BEGIN READING TEXT

The drainage pavers installed in the Castillo Street underpass in 2015 have started to come apart under the constant barrage of cars, trucks, buses, and weeping water.


Floating Slab to Attack Castillo Underpass


Caltrans is proposing to spend $1.8 million to install a giant underground “floating slab”—coupled with a “geo-synthetic drain” to fix the chronic water seepage that’s afflicted the Castillo Street underpass since the day it was built in 1961. Caltrans last tried to fix the problem in 2015, spending $800,000 to install street pavers that were supposed to carry seeping water but which by any reckoning have made the problem worse. The water accumulating in the pavers—the underpass dips into the city’s water table—served to make road conditions slippery. As the space between pavers has expanded in the presence of water, cyclists have increasingly gotten their tires wedged and stuck. As a result, the number of collisions and falls has doubled in the past two years. City traffic planners, like Peter Brown, insist the water problems are sufficiently serious that a major reboot of the Castillo Street inter change is required. According to estimates now several years old, that would cost $21 million. The work now proposed will cost $1.8 million, but where that money will come from remains very much unresolved. In the meantime, Caltrans is not allowing cyclists to ride down that underpass, instructing them to get off and walk their bikes through the interchange. City traffic planners are hoping construction can take place this summer when classes at City College are lightest.

END READING TEXT
BEGIN DATASET RECORDS

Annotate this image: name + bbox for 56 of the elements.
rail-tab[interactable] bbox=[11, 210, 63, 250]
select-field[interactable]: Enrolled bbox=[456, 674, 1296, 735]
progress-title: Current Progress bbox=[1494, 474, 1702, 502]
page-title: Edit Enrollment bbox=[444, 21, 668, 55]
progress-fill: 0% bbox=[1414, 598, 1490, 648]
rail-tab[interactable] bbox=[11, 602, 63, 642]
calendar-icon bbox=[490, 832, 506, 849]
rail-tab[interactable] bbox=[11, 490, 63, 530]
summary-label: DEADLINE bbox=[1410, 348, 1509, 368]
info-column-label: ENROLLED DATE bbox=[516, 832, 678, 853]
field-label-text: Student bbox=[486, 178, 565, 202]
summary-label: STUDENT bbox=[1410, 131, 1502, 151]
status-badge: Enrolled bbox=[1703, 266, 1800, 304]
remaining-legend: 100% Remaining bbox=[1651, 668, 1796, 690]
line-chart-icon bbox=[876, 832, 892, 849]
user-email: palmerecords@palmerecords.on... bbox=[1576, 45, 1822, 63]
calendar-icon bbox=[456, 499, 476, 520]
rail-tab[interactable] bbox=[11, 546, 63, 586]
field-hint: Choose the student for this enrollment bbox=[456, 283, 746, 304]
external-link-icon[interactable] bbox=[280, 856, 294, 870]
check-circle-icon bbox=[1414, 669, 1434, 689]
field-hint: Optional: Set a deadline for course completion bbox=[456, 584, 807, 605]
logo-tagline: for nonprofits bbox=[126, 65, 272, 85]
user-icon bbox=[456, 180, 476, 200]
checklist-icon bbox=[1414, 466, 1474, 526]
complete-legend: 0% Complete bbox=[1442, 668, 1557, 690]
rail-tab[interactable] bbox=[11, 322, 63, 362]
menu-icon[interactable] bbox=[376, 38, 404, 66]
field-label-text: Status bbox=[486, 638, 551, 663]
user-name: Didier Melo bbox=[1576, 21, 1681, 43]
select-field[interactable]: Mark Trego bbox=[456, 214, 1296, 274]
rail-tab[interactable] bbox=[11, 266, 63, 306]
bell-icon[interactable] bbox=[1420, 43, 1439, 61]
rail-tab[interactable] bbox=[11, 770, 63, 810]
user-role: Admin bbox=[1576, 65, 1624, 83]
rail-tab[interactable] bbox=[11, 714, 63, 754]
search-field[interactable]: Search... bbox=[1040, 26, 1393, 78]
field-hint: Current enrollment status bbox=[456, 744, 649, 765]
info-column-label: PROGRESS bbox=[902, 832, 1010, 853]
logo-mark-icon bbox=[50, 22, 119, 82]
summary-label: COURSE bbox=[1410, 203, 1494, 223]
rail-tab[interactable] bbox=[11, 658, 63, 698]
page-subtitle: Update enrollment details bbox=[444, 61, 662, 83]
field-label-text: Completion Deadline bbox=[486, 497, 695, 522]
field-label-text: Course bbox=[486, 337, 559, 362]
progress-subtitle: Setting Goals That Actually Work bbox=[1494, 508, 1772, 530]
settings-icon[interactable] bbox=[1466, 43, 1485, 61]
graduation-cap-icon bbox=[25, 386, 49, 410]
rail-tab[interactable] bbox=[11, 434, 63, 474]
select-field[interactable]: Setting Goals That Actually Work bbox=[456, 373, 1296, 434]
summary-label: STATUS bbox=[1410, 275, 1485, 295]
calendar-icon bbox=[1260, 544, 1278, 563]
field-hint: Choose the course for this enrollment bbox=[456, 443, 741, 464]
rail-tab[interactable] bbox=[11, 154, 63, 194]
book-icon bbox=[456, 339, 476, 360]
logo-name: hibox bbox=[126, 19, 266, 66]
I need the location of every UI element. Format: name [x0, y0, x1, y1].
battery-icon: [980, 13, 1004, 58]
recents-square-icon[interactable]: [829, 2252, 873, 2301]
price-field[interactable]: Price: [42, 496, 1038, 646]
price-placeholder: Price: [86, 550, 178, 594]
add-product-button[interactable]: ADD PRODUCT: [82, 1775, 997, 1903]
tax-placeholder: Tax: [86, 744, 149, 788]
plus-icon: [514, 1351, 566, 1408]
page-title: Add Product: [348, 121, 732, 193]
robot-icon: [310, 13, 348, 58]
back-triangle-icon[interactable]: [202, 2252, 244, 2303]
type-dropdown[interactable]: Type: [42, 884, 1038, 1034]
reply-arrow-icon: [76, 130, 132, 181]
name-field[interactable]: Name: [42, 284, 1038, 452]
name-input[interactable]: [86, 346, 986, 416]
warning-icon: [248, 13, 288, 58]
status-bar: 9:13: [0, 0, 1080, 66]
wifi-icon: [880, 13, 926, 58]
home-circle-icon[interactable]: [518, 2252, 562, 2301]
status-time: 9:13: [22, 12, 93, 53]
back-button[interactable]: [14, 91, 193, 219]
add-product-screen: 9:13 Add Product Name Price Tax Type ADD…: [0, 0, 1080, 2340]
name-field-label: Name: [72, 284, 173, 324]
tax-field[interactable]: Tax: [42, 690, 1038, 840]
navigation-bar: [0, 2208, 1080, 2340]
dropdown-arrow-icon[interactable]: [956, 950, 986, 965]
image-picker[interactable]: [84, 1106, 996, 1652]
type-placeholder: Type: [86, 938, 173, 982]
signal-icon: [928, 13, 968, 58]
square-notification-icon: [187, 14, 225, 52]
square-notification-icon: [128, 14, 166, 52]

END DATASET RECORDS

- [PROBLEM TO SOLVE] Edit the article on the Castillo underpass by writing out the part that opens with the words containing "The drainage pavers" and closes with "and weeping water.", replacing "barrage" with "onslaught".

- [TASK SOLUTION]
The drainage pavers installed in the Castillo Street underpass in 2015 have started to come apart under the constant onslaught of cars, trucks, buses, and weeping water.